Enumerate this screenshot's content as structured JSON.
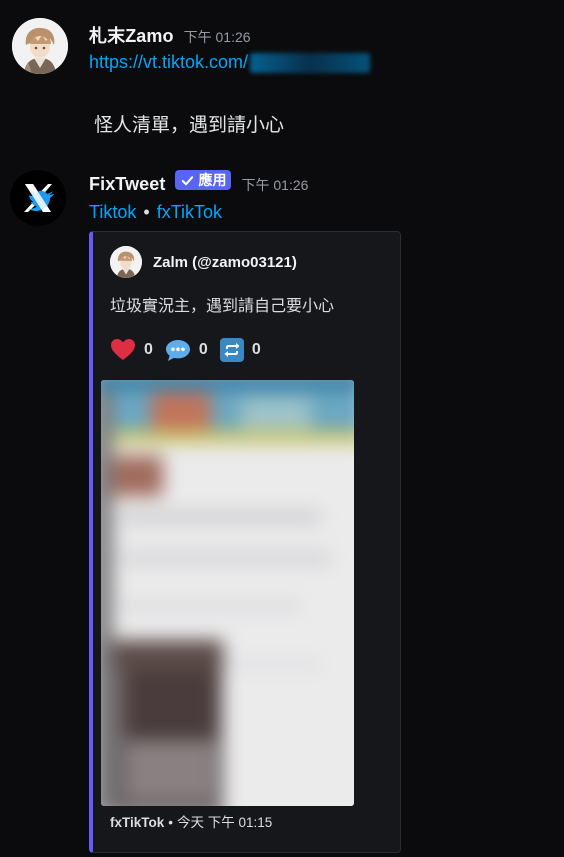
{
  "messages": [
    {
      "username": "札末Zamo",
      "timestamp": "下午 01:26",
      "url_visible": "https://vt.tiktok.com/",
      "text": "怪人清單，遇到請小心"
    },
    {
      "username": "FixTweet",
      "badge": "應用",
      "timestamp": "下午 01:26",
      "links": [
        "Tiktok",
        "fxTikTok"
      ],
      "link_separator": "•",
      "embed": {
        "accent_color": "#6a5af5",
        "author": "Zalm (@zamo03121)",
        "description": "垃圾實況主，遇到請自己要小心",
        "stats": {
          "likes": "0",
          "comments": "0",
          "retweets": "0"
        },
        "footer_name": "fxTikTok",
        "footer_separator": "•",
        "footer_time": "今天 下午 01:15"
      }
    }
  ],
  "icons": {
    "heart": "heart-icon",
    "comment": "speech-bubble-icon",
    "retweet": "retweet-icon",
    "check": "check-icon"
  },
  "colors": {
    "background": "#0b0b0d",
    "link": "#00a8fc",
    "badge": "#5865f2"
  }
}
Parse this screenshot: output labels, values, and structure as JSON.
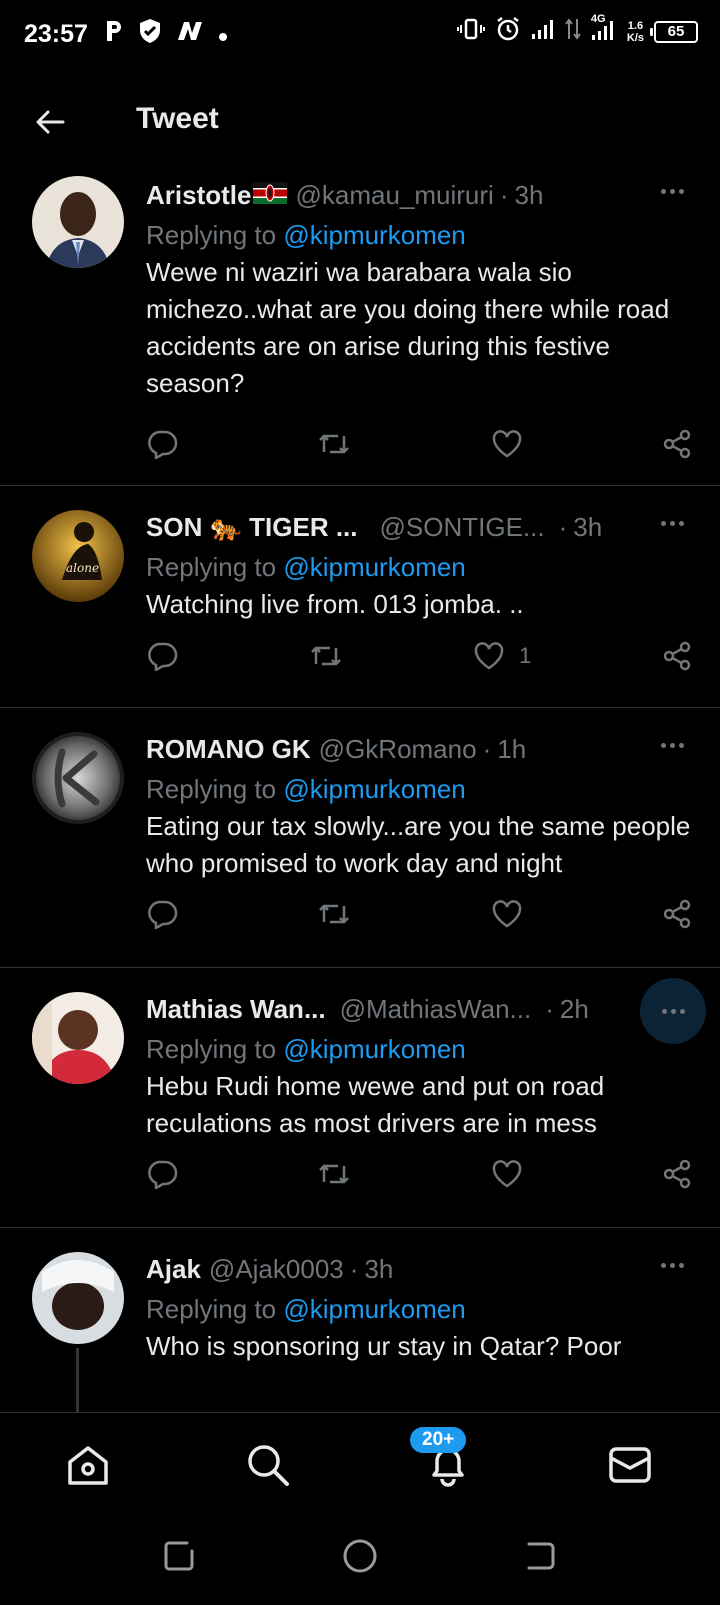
{
  "status_bar": {
    "time": "23:57",
    "left_icons": [
      "parking-app-icon",
      "shield-app-icon",
      "news-app-icon",
      "dot-icon"
    ],
    "network_speed": "1.6",
    "network_speed_unit": "K/s",
    "network_type": "4G",
    "battery": "65"
  },
  "header": {
    "title": "Tweet"
  },
  "tweets": [
    {
      "name": "Aristotle",
      "flag": "kenya-flag-icon",
      "handle": "@kamau_muiruri",
      "dot": "·",
      "time": "3h",
      "replying_prefix": "Replying to ",
      "replying_to": "@kipmurkomen",
      "text": "Wewe ni waziri wa barabara wala sio michezo..what are you doing there while road  accidents are on arise during this festive season?",
      "like_count": ""
    },
    {
      "name": "SON 🐅 TIGER ...",
      "handle": "@SONTIGE...",
      "dot": "·",
      "time": "3h",
      "replying_prefix": "Replying to ",
      "replying_to": "@kipmurkomen",
      "text": "Watching live from. 013 jomba.  ..",
      "like_count": "1"
    },
    {
      "name": "ROMANO GK",
      "handle": "@GkRomano",
      "dot": "·",
      "time": "1h",
      "replying_prefix": "Replying to ",
      "replying_to": "@kipmurkomen",
      "text": "Eating our tax slowly...are you the same people who promised to work day and night",
      "like_count": ""
    },
    {
      "name": "Mathias Wan...",
      "handle": "@MathiasWan...",
      "dot": "·",
      "time": "2h",
      "replying_prefix": "Replying to ",
      "replying_to": "@kipmurkomen",
      "text": "Hebu Rudi home wewe and put on road reculations as most drivers are in mess",
      "like_count": ""
    },
    {
      "name": "Ajak",
      "handle": "@Ajak0003",
      "dot": "·",
      "time": "3h",
      "replying_prefix": "Replying to ",
      "replying_to": "@kipmurkomen",
      "text": "Who is sponsoring ur stay in Qatar? Poor",
      "like_count": ""
    }
  ],
  "bottom_nav": {
    "items": [
      "home-icon",
      "search-icon",
      "notifications-icon",
      "messages-icon"
    ],
    "notification_badge": "20+"
  },
  "colors": {
    "background": "#000000",
    "text_primary": "#e7e9ea",
    "text_secondary": "#71767b",
    "accent": "#1d9bf0",
    "divider": "#2f3336"
  }
}
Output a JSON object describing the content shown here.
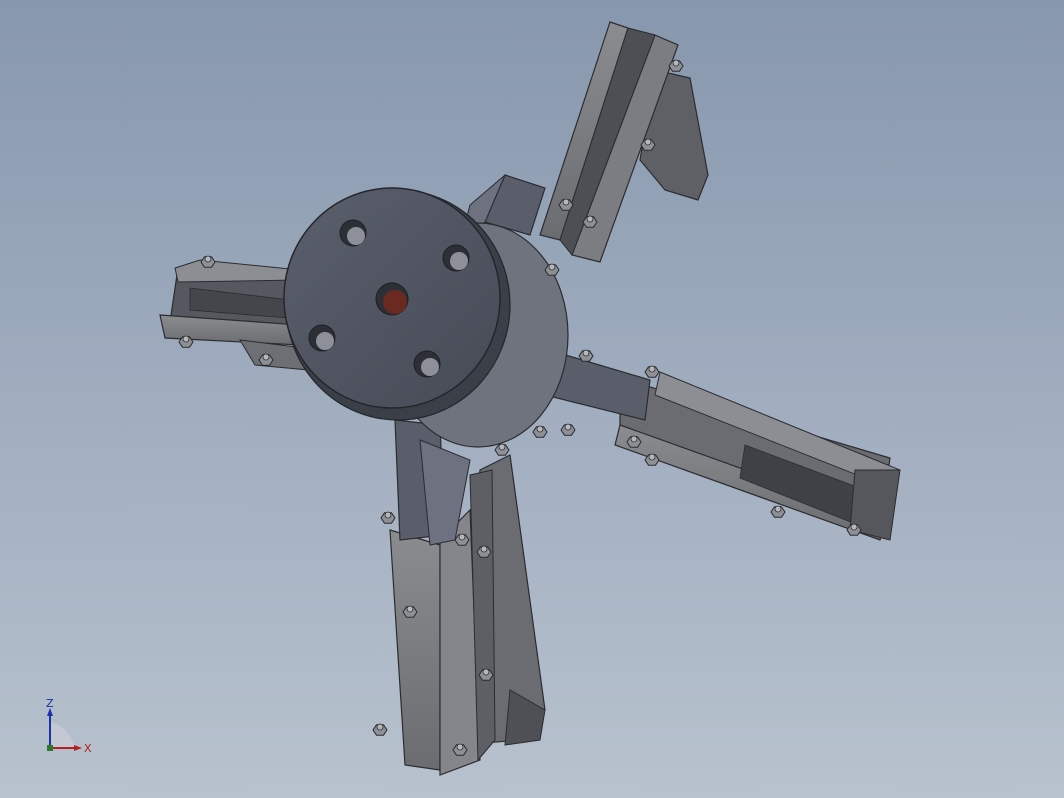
{
  "viewport": {
    "background_top": "#8797ad",
    "background_bottom": "#b8c2ce"
  },
  "model": {
    "arm_count": 4,
    "body_color": "#6b6f78",
    "hub_color": "#4d525e",
    "center_hole_color": "#6a2a22",
    "bolt_hole_count": 4
  },
  "triad": {
    "z_label": "Z",
    "x_label": "X",
    "z_color": "#1c2fa8",
    "x_color": "#b42121"
  }
}
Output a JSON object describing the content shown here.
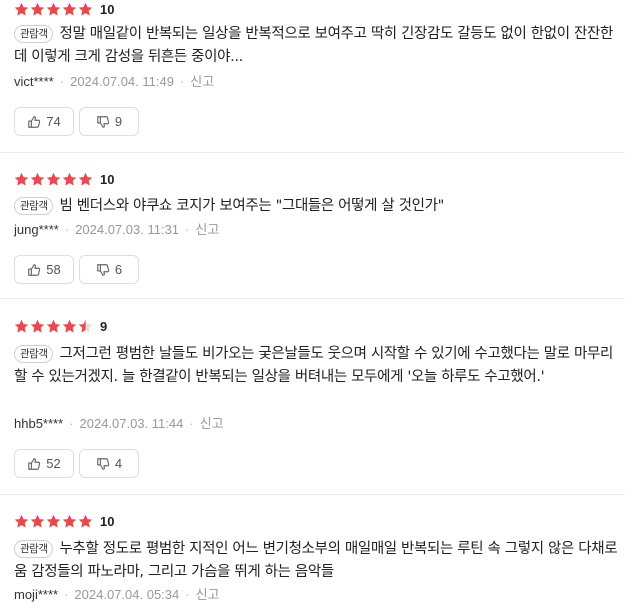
{
  "colors": {
    "star": "#f0464b",
    "star_empty": "#dedede",
    "muted": "#999999",
    "border": "#dedede"
  },
  "reviews": [
    {
      "rating": 5,
      "score": "10",
      "badge": "관람객",
      "text": "정말 매일같이 반복되는 일상을 반복적으로 보여주고 딱히 긴장감도 갈등도 없이 한없이 잔잔한데 이렇게 크게 감성을 뒤흔든 중이야...",
      "user": "vict****",
      "date": "2024.07.04. 11:49",
      "report": "신고",
      "likes": "74",
      "dislikes": "9"
    },
    {
      "rating": 5,
      "score": "10",
      "badge": "관람객",
      "text": "빔 벤더스와 야쿠쇼 코지가 보여주는 \"그대들은 어떻게 살 것인가\"",
      "user": "jung****",
      "date": "2024.07.03. 11:31",
      "report": "신고",
      "likes": "58",
      "dislikes": "6"
    },
    {
      "rating": 4.5,
      "score": "9",
      "badge": "관람객",
      "text": "그저그런 평범한 날들도 비가오는 궂은날들도 웃으며 시작할 수 있기에 수고했다는 말로 마무리 할 수 있는거겠지. 늘 한결같이 반복되는 일상을 버텨내는 모두에게 '오늘 하루도 수고했어.'",
      "user": "hhb5****",
      "date": "2024.07.03. 11:44",
      "report": "신고",
      "likes": "52",
      "dislikes": "4"
    },
    {
      "rating": 5,
      "score": "10",
      "badge": "관람객",
      "text": "누추할 정도로 평범한 지적인 어느 변기청소부의 매일매일 반복되는 루틴 속 그렇지 않은 다채로움 감정들의 파노라마, 그리고 가슴을 뛰게 하는 음악들",
      "user": "moji****",
      "date": "2024.07.04. 05:34",
      "report": "신고",
      "likes": "",
      "dislikes": ""
    }
  ]
}
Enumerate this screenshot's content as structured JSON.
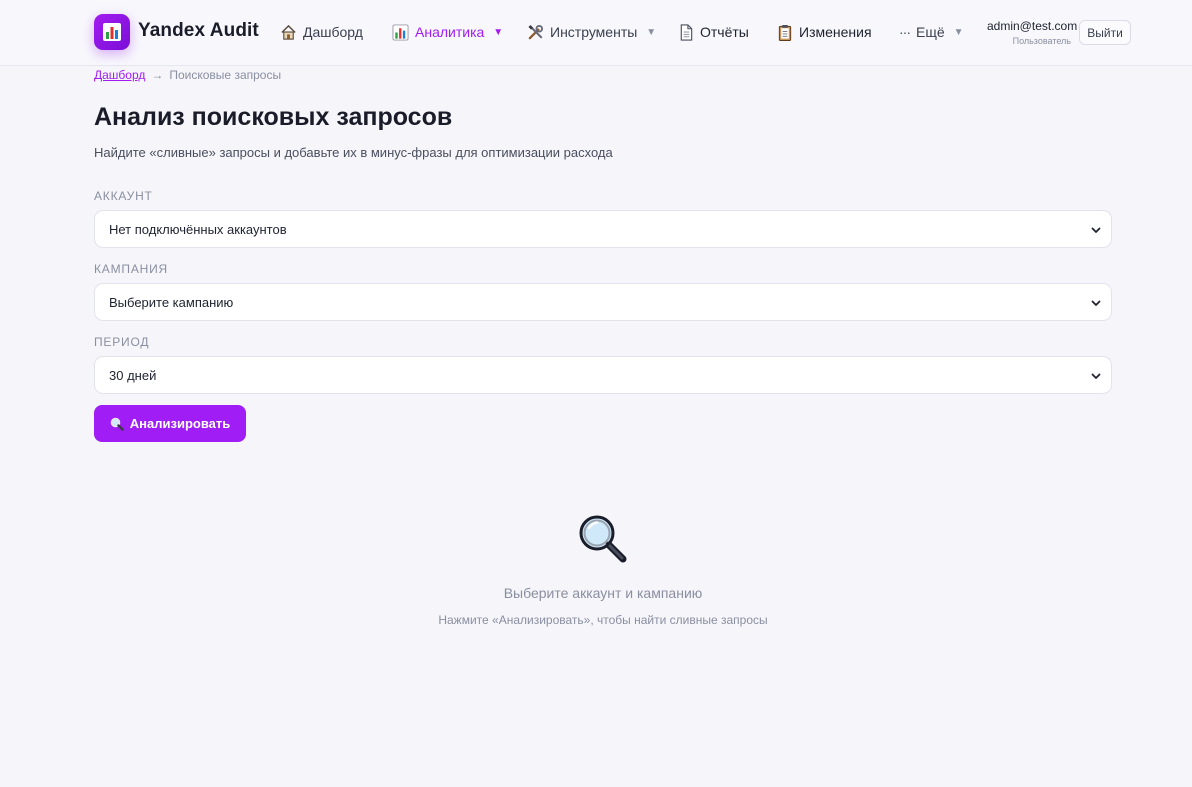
{
  "app": {
    "brand": "Yandex Audit"
  },
  "nav": {
    "items": [
      {
        "label": "Дашборд",
        "icon": "house-icon"
      },
      {
        "label": "Аналитика",
        "icon": "bar-chart-icon",
        "active": true,
        "dropdown": true
      },
      {
        "label": "Инструменты",
        "icon": "tools-icon",
        "dropdown": true
      },
      {
        "label": "Отчёты",
        "icon": "document-icon"
      },
      {
        "label": "Изменения",
        "icon": "clipboard-icon"
      },
      {
        "label": "Ещё",
        "icon": "ellipsis-icon",
        "dropdown": true
      }
    ]
  },
  "user": {
    "email": "admin@test.com",
    "role": "Пользователь",
    "logout_label": "Выйти"
  },
  "breadcrumb": {
    "home": "Дашборд",
    "separator": "→",
    "current": "Поисковые запросы"
  },
  "page": {
    "title": "Анализ поисковых запросов",
    "subtitle": "Найдите «сливные» запросы и добавьте их в минус-фразы для оптимизации расхода"
  },
  "form": {
    "account": {
      "label": "Аккаунт",
      "value": "Нет подключённых аккаунтов"
    },
    "campaign": {
      "label": "Кампания",
      "value": "Выберите кампанию"
    },
    "period": {
      "label": "Период",
      "value": "30 дней"
    },
    "analyze_label": "Анализировать"
  },
  "empty_state": {
    "title": "Выберите аккаунт и кампанию",
    "hint": "Нажмите «Анализировать», чтобы найти сливные запросы"
  },
  "colors": {
    "accent": "#a21cf0",
    "background": "#f5f5fa",
    "muted_text": "#8a8fa0"
  }
}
+++++
§ **Short exercise**
Write out the entries above verbatim; the pictures do not belong in your copy.

§ **Result of the task**
Enumerate this screenshot's content as structured JSON.
{
  "messages": [
    {
      "username": "札末Zamo",
      "timestamp": "下午 01:26",
      "url_visible": "https://vt.tiktok.com/",
      "text": "怪人清單，遇到請小心"
    },
    {
      "username": "FixTweet",
      "badge": "應用",
      "timestamp": "下午 01:26",
      "links": [
        "Tiktok",
        "fxTikTok"
      ],
      "link_separator": "•",
      "embed": {
        "accent_color": "#6a5af5",
        "author": "Zalm (@zamo03121)",
        "description": "垃圾實況主，遇到請自己要小心",
        "stats": {
          "likes": "0",
          "comments": "0",
          "retweets": "0"
        },
        "footer_name": "fxTikTok",
        "footer_separator": "•",
        "footer_time": "今天 下午 01:15"
      }
    }
  ],
  "icons": {
    "heart": "heart-icon",
    "comment": "speech-bubble-icon",
    "retweet": "retweet-icon",
    "check": "check-icon"
  },
  "colors": {
    "background": "#0b0b0d",
    "link": "#00a8fc",
    "badge": "#5865f2"
  }
}
Parse this screenshot: output labels, values, and structure as JSON.
{
  "status_bar": {
    "time": "23:57",
    "left_icons": [
      "parking-app-icon",
      "shield-app-icon",
      "news-app-icon",
      "dot-icon"
    ],
    "network_speed": "1.6",
    "network_speed_unit": "K/s",
    "network_type": "4G",
    "battery": "65"
  },
  "header": {
    "title": "Tweet"
  },
  "tweets": [
    {
      "name": "Aristotle",
      "flag": "kenya-flag-icon",
      "handle": "@kamau_muiruri",
      "dot": "·",
      "time": "3h",
      "replying_prefix": "Replying to ",
      "replying_to": "@kipmurkomen",
      "text": "Wewe ni waziri wa barabara wala sio michezo..what are you doing there while road  accidents are on arise during this festive season?",
      "like_count": ""
    },
    {
      "name": "SON 🐅 TIGER ...",
      "handle": "@SONTIGE...",
      "dot": "·",
      "time": "3h",
      "replying_prefix": "Replying to ",
      "replying_to": "@kipmurkomen",
      "text": "Watching live from. 013 jomba.  ..",
      "like_count": "1"
    },
    {
      "name": "ROMANO GK",
      "handle": "@GkRomano",
      "dot": "·",
      "time": "1h",
      "replying_prefix": "Replying to ",
      "replying_to": "@kipmurkomen",
      "text": "Eating our tax slowly...are you the same people who promised to work day and night",
      "like_count": ""
    },
    {
      "name": "Mathias Wan...",
      "handle": "@MathiasWan...",
      "dot": "·",
      "time": "2h",
      "replying_prefix": "Replying to ",
      "replying_to": "@kipmurkomen",
      "text": "Hebu Rudi home wewe and put on road reculations as most drivers are in mess",
      "like_count": ""
    },
    {
      "name": "Ajak",
      "handle": "@Ajak0003",
      "dot": "·",
      "time": "3h",
      "replying_prefix": "Replying to ",
      "replying_to": "@kipmurkomen",
      "text": "Who is sponsoring ur stay in Qatar? Poor",
      "like_count": ""
    }
  ],
  "bottom_nav": {
    "items": [
      "home-icon",
      "search-icon",
      "notifications-icon",
      "messages-icon"
    ],
    "notification_badge": "20+"
  },
  "colors": {
    "background": "#000000",
    "text_primary": "#e7e9ea",
    "text_secondary": "#71767b",
    "accent": "#1d9bf0",
    "divider": "#2f3336"
  }
}
Output a JSON object describing the content shown here.
{
  "viewport": {
    "background_top": "#8797ad",
    "background_bottom": "#b8c2ce"
  },
  "model": {
    "arm_count": 4,
    "body_color": "#6b6f78",
    "hub_color": "#4d525e",
    "center_hole_color": "#6a2a22",
    "bolt_hole_count": 4
  },
  "triad": {
    "z_label": "Z",
    "x_label": "X",
    "z_color": "#1c2fa8",
    "x_color": "#b42121"
  }
}
Output a JSON object describing the content shown here.
{
  "colors": {
    "star": "#f0464b",
    "star_empty": "#dedede",
    "muted": "#999999",
    "border": "#dedede"
  },
  "reviews": [
    {
      "rating": 5,
      "score": "10",
      "badge": "관람객",
      "text": "정말 매일같이 반복되는 일상을 반복적으로 보여주고 딱히 긴장감도 갈등도 없이 한없이 잔잔한데 이렇게 크게 감성을 뒤흔든 중이야...",
      "user": "vict****",
      "date": "2024.07.04. 11:49",
      "report": "신고",
      "likes": "74",
      "dislikes": "9"
    },
    {
      "rating": 5,
      "score": "10",
      "badge": "관람객",
      "text": "빔 벤더스와 야쿠쇼 코지가 보여주는 \"그대들은 어떻게 살 것인가\"",
      "user": "jung****",
      "date": "2024.07.03. 11:31",
      "report": "신고",
      "likes": "58",
      "dislikes": "6"
    },
    {
      "rating": 4.5,
      "score": "9",
      "badge": "관람객",
      "text": "그저그런 평범한 날들도 비가오는 궂은날들도 웃으며 시작할 수 있기에 수고했다는 말로 마무리 할 수 있는거겠지. 늘 한결같이 반복되는 일상을 버텨내는 모두에게 '오늘 하루도 수고했어.'",
      "user": "hhb5****",
      "date": "2024.07.03. 11:44",
      "report": "신고",
      "likes": "52",
      "dislikes": "4"
    },
    {
      "rating": 5,
      "score": "10",
      "badge": "관람객",
      "text": "누추할 정도로 평범한 지적인 어느 변기청소부의 매일매일 반복되는 루틴 속 그렇지 않은 다채로움 감정들의 파노라마, 그리고 가슴을 뛰게 하는 음악들",
      "user": "moji****",
      "date": "2024.07.04. 05:34",
      "report": "신고",
      "likes": "",
      "dislikes": ""
    }
  ]
}
Enumerate this screenshot's content as structured JSON.
{
  "app": {
    "brand": "Yandex Audit"
  },
  "nav": {
    "items": [
      {
        "label": "Дашборд",
        "icon": "house-icon"
      },
      {
        "label": "Аналитика",
        "icon": "bar-chart-icon",
        "active": true,
        "dropdown": true
      },
      {
        "label": "Инструменты",
        "icon": "tools-icon",
        "dropdown": true
      },
      {
        "label": "Отчёты",
        "icon": "document-icon"
      },
      {
        "label": "Изменения",
        "icon": "clipboard-icon"
      },
      {
        "label": "Ещё",
        "icon": "ellipsis-icon",
        "dropdown": true
      }
    ]
  },
  "user": {
    "email": "admin@test.com",
    "role": "Пользователь",
    "logout_label": "Выйти"
  },
  "breadcrumb": {
    "home": "Дашборд",
    "separator": "→",
    "current": "Поисковые запросы"
  },
  "page": {
    "title": "Анализ поисковых запросов",
    "subtitle": "Найдите «сливные» запросы и добавьте их в минус-фразы для оптимизации расхода"
  },
  "form": {
    "account": {
      "label": "Аккаунт",
      "value": "Нет подключённых аккаунтов"
    },
    "campaign": {
      "label": "Кампания",
      "value": "Выберите кампанию"
    },
    "period": {
      "label": "Период",
      "value": "30 дней"
    },
    "analyze_label": "Анализировать"
  },
  "empty_state": {
    "title": "Выберите аккаунт и кампанию",
    "hint": "Нажмите «Анализировать», чтобы найти сливные запросы"
  },
  "colors": {
    "accent": "#a21cf0",
    "background": "#f5f5fa",
    "muted_text": "#8a8fa0"
  }
}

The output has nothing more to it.